Stored data entries:
>>>

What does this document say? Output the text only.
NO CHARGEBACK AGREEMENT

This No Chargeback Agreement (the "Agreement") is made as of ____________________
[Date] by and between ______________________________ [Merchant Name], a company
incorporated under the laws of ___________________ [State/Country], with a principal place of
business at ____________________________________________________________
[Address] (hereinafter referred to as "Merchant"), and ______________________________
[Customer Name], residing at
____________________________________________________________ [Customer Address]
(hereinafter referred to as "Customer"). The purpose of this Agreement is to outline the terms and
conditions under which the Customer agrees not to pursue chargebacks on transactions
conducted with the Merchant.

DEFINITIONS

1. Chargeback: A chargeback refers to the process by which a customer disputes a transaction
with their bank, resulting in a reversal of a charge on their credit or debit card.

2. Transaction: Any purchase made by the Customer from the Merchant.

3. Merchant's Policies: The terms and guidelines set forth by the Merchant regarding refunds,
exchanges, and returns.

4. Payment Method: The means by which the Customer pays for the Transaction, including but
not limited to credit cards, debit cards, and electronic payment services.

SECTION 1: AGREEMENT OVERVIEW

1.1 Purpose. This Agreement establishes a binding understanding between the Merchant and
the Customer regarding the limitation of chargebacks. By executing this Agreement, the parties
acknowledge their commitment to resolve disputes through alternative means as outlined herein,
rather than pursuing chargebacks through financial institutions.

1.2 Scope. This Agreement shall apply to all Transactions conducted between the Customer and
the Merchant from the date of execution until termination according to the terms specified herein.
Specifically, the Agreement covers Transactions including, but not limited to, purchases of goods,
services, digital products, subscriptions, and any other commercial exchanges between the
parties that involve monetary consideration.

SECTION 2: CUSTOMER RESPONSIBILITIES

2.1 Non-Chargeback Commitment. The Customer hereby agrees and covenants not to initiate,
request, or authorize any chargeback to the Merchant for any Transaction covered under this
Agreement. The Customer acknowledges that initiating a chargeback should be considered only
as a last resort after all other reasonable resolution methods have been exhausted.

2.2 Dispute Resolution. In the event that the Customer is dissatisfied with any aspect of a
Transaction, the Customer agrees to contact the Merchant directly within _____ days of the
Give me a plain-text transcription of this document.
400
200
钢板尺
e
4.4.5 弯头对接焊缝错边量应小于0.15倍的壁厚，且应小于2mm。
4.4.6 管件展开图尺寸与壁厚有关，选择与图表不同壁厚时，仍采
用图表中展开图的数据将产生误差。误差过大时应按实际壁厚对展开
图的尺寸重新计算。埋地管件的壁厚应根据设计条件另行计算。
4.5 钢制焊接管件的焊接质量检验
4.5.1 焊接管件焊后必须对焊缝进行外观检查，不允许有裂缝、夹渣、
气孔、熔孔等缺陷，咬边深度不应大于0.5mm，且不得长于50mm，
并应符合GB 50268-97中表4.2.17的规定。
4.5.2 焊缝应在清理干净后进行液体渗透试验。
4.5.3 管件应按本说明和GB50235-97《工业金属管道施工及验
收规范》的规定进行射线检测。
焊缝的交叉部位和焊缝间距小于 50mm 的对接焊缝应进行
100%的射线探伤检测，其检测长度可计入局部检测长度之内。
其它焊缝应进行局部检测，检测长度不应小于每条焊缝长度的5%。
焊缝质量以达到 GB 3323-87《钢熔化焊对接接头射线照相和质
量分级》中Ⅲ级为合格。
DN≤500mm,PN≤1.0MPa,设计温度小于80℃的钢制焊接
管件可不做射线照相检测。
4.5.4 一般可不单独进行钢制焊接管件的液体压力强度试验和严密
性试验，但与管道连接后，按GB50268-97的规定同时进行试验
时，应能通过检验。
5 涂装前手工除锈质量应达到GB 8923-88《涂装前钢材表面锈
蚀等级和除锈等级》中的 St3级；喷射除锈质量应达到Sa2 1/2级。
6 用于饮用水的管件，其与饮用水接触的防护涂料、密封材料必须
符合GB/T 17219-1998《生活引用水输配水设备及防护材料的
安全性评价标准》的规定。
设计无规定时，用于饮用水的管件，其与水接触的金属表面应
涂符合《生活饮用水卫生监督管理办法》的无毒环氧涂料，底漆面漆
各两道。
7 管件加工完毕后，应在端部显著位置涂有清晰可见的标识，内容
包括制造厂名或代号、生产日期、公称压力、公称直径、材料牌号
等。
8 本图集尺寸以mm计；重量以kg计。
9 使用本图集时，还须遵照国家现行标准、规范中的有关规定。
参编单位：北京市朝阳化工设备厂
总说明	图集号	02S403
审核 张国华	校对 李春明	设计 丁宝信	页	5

<<<

Set exercise:
Transcribe each entry precisely, missing none.

Answer for this exercise:
What does this document say? Output the text only.
NO CHARGEBACK AGREEMENT

This No Chargeback Agreement (the "Agreement") is made as of ____________________
[Date] by and between ______________________________ [Merchant Name], a company
incorporated under the laws of ___________________ [State/Country], with a principal place of
business at ____________________________________________________________
[Address] (hereinafter referred to as "Merchant"), and ______________________________
[Customer Name], residing at
____________________________________________________________ [Customer Address]
(hereinafter referred to as "Customer"). The purpose of this Agreement is to outline the terms and
conditions under which the Customer agrees not to pursue chargebacks on transactions
conducted with the Merchant.

DEFINITIONS

1. Chargeback: A chargeback refers to the process by which a customer disputes a transaction
with their bank, resulting in a reversal of a charge on their credit or debit card.

2. Transaction: Any purchase made by the Customer from the Merchant.

3. Merchant's Policies: The terms and guidelines set forth by the Merchant regarding refunds,
exchanges, and returns.

4. Payment Method: The means by which the Customer pays for the Transaction, including but
not limited to credit cards, debit cards, and electronic payment services.

SECTION 1: AGREEMENT OVERVIEW

1.1 Purpose. This Agreement establishes a binding understanding between the Merchant and
the Customer regarding the limitation of chargebacks. By executing this Agreement, the parties
acknowledge their commitment to resolve disputes through alternative means as outlined herein,
rather than pursuing chargebacks through financial institutions.

1.2 Scope. This Agreement shall apply to all Transactions conducted between the Customer and
the Merchant from the date of execution until termination according to the terms specified herein.
Specifically, the Agreement covers Transactions including, but not limited to, purchases of goods,
services, digital products, subscriptions, and any other commercial exchanges between the
parties that involve monetary consideration.

SECTION 2: CUSTOMER RESPONSIBILITIES

2.1 Non-Chargeback Commitment. The Customer hereby agrees and covenants not to initiate,
request, or authorize any chargeback to the Merchant for any Transaction covered under this
Agreement. The Customer acknowledges that initiating a chargeback should be considered only
as a last resort after all other reasonable resolution methods have been exhausted.

2.2 Dispute Resolution. In the event that the Customer is dissatisfied with any aspect of a
Transaction, the Customer agrees to contact the Merchant directly within _____ days of the
Give me a plain-text transcription of this document.
400
200
钢板尺
e
4.4.5 弯头对接焊缝错边量应小于0.15倍的壁厚，且应小于2mm。
4.4.6 管件展开图尺寸与壁厚有关，选择与图表不同壁厚时，仍采
用图表中展开图的数据将产生误差。误差过大时应按实际壁厚对展开
图的尺寸重新计算。埋地管件的壁厚应根据设计条件另行计算。
4.5 钢制焊接管件的焊接质量检验
4.5.1 焊接管件焊后必须对焊缝进行外观检查，不允许有裂缝、夹渣、
气孔、熔孔等缺陷，咬边深度不应大于0.5mm，且不得长于50mm，
并应符合GB 50268-97中表4.2.17的规定。
4.5.2 焊缝应在清理干净后进行液体渗透试验。
4.5.3 管件应按本说明和GB50235-97《工业金属管道施工及验
收规范》的规定进行射线检测。
焊缝的交叉部位和焊缝间距小于 50mm 的对接焊缝应进行
100%的射线探伤检测，其检测长度可计入局部检测长度之内。
其它焊缝应进行局部检测，检测长度不应小于每条焊缝长度的5%。
焊缝质量以达到 GB 3323-87《钢熔化焊对接接头射线照相和质
量分级》中Ⅲ级为合格。
DN≤500mm,PN≤1.0MPa,设计温度小于80℃的钢制焊接
管件可不做射线照相检测。
4.5.4 一般可不单独进行钢制焊接管件的液体压力强度试验和严密
性试验，但与管道连接后，按GB50268-97的规定同时进行试验
时，应能通过检验。
5 涂装前手工除锈质量应达到GB 8923-88《涂装前钢材表面锈
蚀等级和除锈等级》中的 St3级；喷射除锈质量应达到Sa2 1/2级。
6 用于饮用水的管件，其与饮用水接触的防护涂料、密封材料必须
符合GB/T 17219-1998《生活引用水输配水设备及防护材料的
安全性评价标准》的规定。
设计无规定时，用于饮用水的管件，其与水接触的金属表面应
涂符合《生活饮用水卫生监督管理办法》的无毒环氧涂料，底漆面漆
各两道。
7 管件加工完毕后，应在端部显著位置涂有清晰可见的标识，内容
包括制造厂名或代号、生产日期、公称压力、公称直径、材料牌号
等。
8 本图集尺寸以mm计；重量以kg计。
9 使用本图集时，还须遵照国家现行标准、规范中的有关规定。
参编单位：北京市朝阳化工设备厂
总说明	图集号	02S403
审核 张国华	校对 李春明	设计 丁宝信	页	5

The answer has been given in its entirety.